• [Exercise data]
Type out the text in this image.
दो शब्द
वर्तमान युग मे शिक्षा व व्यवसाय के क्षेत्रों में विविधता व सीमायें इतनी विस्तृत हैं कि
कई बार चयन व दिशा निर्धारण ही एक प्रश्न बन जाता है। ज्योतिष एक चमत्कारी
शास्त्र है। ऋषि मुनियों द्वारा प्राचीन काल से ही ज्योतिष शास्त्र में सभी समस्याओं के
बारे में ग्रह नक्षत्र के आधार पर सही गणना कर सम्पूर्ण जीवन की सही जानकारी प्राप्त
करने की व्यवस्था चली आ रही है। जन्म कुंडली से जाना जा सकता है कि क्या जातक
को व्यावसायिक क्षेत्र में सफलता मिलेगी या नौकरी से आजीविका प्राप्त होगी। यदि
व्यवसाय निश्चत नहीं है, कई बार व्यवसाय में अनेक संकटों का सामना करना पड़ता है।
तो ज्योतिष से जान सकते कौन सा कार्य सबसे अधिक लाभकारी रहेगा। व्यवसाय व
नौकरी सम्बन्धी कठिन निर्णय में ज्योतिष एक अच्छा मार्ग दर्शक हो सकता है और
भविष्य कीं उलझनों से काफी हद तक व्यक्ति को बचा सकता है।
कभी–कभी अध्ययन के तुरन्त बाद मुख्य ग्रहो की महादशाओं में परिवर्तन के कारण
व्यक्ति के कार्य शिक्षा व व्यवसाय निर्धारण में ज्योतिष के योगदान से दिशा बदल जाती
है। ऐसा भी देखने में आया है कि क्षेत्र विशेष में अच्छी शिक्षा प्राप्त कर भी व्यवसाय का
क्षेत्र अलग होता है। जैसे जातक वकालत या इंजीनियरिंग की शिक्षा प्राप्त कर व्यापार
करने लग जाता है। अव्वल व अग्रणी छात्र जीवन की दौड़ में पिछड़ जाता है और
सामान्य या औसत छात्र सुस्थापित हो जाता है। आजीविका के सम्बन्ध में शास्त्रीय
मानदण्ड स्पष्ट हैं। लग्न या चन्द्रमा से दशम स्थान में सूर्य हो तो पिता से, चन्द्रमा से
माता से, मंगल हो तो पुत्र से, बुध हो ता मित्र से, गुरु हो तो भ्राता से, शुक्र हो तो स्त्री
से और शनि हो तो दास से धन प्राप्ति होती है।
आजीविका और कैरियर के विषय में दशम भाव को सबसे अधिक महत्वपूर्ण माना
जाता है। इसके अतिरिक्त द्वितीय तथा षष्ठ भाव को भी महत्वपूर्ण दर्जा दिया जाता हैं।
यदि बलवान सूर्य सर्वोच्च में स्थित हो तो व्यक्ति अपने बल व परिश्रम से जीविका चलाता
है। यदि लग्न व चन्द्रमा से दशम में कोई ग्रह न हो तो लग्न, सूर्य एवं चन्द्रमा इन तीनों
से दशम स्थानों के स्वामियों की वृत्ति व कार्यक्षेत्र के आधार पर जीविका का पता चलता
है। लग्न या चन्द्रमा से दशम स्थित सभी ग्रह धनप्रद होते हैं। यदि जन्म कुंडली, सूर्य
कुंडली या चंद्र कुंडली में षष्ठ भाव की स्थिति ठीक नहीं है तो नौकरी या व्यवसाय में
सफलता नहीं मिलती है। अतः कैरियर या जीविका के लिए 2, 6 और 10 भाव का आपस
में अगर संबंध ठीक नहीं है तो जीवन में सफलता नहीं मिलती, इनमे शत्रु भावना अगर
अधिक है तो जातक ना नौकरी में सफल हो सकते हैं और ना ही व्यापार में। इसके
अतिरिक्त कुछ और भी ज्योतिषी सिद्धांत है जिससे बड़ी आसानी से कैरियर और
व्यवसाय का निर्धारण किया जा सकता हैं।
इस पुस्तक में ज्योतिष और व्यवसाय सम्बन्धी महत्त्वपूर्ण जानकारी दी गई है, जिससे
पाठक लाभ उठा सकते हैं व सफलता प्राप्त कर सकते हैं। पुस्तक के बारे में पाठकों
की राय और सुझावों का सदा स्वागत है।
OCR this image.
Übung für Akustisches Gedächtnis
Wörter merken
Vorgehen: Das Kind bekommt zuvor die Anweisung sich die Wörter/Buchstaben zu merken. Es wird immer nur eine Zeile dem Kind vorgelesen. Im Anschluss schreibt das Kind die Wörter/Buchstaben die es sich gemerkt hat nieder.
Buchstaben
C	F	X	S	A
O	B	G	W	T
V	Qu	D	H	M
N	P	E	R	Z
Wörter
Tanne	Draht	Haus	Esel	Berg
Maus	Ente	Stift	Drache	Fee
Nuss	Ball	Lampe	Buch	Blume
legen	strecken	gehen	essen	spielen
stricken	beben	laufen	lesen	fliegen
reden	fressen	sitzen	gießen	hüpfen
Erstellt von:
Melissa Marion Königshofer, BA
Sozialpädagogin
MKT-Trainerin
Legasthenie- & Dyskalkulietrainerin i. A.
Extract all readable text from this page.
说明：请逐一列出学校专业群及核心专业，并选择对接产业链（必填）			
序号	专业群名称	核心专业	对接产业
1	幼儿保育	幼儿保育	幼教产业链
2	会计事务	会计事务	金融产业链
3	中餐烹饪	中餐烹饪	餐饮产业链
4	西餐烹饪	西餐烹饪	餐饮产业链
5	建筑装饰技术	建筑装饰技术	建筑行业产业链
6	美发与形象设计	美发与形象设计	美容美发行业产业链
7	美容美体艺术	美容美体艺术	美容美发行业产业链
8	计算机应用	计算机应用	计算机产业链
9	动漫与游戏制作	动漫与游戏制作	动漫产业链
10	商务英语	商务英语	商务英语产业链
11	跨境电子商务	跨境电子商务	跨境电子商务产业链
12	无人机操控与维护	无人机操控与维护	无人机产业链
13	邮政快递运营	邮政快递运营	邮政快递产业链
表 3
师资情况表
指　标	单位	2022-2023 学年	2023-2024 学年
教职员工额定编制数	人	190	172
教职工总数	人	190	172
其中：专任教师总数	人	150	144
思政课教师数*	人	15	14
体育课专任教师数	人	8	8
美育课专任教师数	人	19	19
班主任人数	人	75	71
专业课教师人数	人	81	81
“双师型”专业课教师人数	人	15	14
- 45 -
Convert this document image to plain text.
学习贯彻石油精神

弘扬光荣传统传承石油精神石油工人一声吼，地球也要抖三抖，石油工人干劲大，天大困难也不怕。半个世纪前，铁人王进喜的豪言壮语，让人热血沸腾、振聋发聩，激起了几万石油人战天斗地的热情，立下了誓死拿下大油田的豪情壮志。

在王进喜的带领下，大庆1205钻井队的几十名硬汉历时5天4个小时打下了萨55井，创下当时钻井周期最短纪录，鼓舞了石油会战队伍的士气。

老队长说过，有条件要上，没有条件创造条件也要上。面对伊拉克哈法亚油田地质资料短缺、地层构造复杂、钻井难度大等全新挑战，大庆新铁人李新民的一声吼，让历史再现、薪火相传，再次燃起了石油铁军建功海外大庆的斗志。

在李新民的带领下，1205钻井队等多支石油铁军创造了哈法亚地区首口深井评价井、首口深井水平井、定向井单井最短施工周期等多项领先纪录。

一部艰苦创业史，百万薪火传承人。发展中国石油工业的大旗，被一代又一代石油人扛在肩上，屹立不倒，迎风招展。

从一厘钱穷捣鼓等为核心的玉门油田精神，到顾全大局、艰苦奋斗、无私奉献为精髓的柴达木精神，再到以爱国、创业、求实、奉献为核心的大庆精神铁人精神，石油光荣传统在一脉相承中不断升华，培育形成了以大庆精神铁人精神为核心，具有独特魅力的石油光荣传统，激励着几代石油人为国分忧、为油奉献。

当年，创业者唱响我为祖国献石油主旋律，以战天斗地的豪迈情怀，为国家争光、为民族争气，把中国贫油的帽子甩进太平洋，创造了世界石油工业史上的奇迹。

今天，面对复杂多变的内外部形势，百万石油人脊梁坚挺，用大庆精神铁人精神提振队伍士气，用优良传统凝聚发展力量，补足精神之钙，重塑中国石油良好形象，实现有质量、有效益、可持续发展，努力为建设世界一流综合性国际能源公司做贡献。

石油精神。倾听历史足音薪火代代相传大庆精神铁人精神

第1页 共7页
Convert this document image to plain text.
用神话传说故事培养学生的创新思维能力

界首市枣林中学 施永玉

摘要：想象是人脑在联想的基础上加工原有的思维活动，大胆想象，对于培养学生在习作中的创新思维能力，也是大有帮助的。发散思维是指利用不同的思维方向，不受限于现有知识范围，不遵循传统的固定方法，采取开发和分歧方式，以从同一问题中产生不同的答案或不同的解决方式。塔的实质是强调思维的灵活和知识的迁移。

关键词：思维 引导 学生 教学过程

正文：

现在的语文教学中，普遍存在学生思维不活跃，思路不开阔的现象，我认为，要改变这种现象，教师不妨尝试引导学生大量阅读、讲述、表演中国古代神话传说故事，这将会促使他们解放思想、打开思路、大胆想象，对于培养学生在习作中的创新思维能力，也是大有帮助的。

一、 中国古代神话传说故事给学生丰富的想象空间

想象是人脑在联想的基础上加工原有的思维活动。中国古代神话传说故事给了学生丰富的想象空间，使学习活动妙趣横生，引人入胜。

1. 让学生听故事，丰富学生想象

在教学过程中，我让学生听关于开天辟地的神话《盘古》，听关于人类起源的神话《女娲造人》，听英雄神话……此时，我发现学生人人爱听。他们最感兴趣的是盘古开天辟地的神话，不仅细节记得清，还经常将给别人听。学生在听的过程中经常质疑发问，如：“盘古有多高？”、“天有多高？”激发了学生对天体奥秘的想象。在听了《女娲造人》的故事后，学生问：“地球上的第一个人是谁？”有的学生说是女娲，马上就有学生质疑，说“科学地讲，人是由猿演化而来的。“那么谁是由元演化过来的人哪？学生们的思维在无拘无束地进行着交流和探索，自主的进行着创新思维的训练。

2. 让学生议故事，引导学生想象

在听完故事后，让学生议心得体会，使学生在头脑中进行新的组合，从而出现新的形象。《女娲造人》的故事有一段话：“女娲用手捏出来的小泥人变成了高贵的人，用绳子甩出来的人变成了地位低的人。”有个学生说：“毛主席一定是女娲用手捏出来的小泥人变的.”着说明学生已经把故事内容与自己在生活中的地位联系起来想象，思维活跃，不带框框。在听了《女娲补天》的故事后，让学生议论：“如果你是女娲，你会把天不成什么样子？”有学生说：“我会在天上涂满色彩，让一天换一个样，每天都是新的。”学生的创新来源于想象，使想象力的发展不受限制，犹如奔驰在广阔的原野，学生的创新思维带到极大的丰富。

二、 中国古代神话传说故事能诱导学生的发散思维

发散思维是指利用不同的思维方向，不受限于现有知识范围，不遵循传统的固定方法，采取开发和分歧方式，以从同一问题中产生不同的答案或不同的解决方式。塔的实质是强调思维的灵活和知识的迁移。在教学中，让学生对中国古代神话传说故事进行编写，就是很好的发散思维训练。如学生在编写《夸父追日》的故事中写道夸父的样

• [Exercise objective]
Of the lines above, how many hold the string "对于培养学生在习作中的创新思维能力"? Answer with only the number.

• [The answer]
2